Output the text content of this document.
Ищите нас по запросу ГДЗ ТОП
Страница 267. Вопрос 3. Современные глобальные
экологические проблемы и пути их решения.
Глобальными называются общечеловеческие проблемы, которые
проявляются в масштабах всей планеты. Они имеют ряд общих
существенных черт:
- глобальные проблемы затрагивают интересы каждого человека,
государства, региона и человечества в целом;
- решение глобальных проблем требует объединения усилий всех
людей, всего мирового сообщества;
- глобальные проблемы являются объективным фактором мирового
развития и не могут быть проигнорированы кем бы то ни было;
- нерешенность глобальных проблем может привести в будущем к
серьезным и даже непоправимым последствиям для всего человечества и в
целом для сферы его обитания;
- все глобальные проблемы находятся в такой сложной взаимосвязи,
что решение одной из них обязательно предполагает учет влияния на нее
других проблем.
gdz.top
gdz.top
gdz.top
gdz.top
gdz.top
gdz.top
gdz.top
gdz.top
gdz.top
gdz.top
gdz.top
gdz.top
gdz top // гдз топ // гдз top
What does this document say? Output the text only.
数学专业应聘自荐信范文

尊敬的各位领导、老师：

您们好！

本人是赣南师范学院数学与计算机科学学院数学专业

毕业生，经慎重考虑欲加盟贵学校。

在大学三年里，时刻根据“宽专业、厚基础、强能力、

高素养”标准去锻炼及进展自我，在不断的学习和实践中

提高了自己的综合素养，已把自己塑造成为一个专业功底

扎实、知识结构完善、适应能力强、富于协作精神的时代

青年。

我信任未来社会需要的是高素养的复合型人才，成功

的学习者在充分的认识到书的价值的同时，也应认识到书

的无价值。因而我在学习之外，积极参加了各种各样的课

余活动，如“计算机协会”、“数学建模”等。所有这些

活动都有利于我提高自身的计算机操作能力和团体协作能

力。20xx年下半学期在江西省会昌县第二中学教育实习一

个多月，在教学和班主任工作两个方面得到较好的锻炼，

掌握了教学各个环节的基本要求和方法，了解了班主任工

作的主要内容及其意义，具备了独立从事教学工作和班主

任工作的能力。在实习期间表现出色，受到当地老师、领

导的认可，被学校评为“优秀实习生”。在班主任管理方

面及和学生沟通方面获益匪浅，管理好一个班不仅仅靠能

·····

**What you should do:** Show the lines of the data that hold the word "document".

**Task solution:**
Output the text content of this document.
What does this document say? Output the text only.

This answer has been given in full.